Exercise details: Copy every line in which the string "сопротивлениями" occurs.

Source records:
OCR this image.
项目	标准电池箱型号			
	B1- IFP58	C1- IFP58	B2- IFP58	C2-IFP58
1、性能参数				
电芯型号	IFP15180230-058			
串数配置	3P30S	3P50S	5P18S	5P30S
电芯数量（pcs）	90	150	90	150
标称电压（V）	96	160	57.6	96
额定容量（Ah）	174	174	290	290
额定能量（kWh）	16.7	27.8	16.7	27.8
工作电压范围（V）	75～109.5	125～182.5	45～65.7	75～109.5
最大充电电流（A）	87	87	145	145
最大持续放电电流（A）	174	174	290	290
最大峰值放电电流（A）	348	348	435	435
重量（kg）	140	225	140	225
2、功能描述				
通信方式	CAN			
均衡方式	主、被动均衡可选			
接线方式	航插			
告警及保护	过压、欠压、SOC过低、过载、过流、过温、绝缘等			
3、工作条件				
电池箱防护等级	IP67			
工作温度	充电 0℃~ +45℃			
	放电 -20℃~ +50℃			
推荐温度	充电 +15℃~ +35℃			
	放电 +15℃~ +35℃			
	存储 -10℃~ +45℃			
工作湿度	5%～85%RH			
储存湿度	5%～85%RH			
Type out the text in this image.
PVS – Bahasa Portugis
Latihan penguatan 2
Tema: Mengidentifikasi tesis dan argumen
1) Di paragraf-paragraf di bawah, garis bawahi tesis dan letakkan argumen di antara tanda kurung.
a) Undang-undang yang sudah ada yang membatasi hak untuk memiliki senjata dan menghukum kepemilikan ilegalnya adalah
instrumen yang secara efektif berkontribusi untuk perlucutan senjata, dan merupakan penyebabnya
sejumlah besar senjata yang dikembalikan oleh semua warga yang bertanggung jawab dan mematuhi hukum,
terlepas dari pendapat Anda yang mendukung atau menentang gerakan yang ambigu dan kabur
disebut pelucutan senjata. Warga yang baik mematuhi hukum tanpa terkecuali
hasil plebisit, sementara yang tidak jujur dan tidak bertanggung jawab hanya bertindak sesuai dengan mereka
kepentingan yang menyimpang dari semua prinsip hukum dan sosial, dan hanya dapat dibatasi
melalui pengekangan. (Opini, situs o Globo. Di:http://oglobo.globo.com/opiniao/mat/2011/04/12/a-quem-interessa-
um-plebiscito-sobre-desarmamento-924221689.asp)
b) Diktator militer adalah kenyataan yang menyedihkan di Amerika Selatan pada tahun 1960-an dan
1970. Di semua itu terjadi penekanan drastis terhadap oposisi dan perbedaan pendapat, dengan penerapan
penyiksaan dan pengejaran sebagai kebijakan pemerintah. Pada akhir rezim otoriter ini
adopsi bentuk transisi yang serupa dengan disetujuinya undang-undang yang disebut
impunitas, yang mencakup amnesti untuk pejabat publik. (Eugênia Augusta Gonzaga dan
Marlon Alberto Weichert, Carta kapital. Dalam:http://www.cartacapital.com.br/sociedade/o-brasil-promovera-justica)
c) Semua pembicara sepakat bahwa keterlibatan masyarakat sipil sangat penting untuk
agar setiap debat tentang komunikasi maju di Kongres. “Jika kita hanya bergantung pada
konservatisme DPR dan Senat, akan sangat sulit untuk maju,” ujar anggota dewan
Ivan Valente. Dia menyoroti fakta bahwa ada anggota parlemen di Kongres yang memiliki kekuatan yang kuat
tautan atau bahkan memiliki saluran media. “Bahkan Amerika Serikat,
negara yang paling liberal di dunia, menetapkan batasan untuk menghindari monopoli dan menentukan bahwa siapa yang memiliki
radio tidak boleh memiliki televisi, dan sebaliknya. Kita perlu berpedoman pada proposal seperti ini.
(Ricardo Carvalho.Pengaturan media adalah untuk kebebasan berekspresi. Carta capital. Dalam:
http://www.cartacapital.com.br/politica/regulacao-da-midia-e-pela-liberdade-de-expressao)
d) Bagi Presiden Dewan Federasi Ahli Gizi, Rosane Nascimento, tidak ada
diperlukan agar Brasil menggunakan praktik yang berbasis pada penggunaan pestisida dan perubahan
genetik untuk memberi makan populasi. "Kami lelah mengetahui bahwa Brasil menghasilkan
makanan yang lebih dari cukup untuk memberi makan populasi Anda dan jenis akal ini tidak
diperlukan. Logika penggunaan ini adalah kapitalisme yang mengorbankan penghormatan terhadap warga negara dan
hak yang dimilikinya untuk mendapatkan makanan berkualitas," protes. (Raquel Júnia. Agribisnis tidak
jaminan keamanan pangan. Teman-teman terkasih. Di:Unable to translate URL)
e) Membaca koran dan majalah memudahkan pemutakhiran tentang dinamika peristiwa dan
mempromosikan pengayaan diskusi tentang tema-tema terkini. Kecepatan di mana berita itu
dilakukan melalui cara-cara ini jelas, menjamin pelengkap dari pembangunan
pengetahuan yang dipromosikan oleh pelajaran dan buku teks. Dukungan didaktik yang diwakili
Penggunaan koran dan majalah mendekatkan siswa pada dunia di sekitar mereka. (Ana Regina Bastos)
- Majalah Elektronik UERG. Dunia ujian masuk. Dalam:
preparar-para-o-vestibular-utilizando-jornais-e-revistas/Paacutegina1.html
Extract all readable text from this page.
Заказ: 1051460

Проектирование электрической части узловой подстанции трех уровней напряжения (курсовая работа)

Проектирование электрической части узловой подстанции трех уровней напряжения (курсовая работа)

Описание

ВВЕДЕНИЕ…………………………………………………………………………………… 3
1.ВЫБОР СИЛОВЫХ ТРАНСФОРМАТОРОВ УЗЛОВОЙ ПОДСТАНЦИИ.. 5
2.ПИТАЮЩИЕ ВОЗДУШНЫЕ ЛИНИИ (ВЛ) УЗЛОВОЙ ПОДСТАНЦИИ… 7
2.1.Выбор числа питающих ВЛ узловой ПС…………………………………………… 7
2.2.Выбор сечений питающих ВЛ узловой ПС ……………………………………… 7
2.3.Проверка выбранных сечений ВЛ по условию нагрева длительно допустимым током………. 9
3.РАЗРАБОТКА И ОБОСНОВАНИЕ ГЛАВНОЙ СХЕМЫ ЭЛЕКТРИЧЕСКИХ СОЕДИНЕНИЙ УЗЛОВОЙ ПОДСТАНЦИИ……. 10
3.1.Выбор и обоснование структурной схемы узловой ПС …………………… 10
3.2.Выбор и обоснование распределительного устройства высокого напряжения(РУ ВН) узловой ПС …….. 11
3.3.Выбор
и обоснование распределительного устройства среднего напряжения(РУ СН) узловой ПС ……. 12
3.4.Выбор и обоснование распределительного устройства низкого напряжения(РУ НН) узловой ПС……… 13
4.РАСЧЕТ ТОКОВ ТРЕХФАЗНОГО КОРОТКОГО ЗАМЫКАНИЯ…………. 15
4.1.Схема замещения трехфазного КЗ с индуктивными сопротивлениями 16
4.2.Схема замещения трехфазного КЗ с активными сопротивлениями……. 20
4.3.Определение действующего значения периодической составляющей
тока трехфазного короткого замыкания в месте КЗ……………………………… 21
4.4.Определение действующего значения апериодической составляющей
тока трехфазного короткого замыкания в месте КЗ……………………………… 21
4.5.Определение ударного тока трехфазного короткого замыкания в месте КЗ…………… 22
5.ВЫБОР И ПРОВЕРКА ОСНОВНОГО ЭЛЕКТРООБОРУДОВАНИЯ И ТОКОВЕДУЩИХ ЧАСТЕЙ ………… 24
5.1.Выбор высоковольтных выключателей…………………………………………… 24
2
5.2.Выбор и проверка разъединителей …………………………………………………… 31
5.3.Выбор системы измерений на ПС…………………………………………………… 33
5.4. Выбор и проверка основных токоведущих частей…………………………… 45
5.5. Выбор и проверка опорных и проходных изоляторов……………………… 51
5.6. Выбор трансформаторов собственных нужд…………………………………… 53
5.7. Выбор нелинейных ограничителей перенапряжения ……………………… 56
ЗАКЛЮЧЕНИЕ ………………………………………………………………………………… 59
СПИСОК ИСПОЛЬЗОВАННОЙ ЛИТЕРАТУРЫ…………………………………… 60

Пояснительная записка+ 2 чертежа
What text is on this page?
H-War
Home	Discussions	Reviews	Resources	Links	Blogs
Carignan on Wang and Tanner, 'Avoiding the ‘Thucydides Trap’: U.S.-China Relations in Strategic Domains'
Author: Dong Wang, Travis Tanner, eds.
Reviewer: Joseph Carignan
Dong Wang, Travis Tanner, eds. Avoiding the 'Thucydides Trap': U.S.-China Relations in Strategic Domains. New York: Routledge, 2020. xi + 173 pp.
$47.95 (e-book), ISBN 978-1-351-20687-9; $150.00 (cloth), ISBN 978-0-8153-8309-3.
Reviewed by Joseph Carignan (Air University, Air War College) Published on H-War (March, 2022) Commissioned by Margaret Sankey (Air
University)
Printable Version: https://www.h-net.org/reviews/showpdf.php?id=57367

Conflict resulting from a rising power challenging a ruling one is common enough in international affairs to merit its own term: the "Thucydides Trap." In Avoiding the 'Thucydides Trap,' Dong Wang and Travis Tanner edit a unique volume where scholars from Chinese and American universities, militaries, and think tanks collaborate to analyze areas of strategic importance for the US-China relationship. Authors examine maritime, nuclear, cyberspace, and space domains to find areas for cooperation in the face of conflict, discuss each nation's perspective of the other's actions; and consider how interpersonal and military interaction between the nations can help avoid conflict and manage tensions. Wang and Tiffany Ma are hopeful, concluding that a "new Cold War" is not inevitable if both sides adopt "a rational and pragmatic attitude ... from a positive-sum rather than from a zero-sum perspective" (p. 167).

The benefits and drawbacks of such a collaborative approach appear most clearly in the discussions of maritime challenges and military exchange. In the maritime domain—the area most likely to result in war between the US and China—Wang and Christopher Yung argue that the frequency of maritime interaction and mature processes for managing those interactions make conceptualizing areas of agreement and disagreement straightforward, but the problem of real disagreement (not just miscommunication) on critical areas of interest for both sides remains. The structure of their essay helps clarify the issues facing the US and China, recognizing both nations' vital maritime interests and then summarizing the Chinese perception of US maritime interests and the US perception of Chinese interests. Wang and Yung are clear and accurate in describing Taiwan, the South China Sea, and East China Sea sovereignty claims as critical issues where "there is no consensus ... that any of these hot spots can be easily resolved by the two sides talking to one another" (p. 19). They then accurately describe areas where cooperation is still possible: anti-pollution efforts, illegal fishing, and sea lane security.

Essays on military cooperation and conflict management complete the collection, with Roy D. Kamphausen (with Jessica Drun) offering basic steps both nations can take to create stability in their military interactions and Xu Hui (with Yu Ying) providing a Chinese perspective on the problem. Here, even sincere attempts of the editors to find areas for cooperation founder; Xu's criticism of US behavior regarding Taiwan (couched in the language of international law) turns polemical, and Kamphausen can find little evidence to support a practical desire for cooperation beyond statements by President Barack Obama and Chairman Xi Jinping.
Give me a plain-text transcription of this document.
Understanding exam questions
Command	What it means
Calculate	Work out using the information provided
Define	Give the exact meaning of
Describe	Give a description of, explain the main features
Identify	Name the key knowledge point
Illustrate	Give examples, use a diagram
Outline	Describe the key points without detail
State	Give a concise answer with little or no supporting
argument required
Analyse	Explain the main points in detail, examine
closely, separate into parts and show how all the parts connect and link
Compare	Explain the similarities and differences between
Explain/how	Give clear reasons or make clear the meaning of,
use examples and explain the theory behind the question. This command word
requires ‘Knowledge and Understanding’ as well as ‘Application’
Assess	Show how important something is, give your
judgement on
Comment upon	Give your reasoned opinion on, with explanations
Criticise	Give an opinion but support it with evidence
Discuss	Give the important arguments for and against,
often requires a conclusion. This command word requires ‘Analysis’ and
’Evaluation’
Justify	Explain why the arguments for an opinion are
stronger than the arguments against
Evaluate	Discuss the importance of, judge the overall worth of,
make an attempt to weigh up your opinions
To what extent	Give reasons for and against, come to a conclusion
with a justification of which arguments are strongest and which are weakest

Answer to the exercise:
4.1.Схема замещения трехфазного КЗ с индуктивными сопротивлениями 16
4.2.Схема замещения трехфазного КЗ с активными сопротивлениями……. 20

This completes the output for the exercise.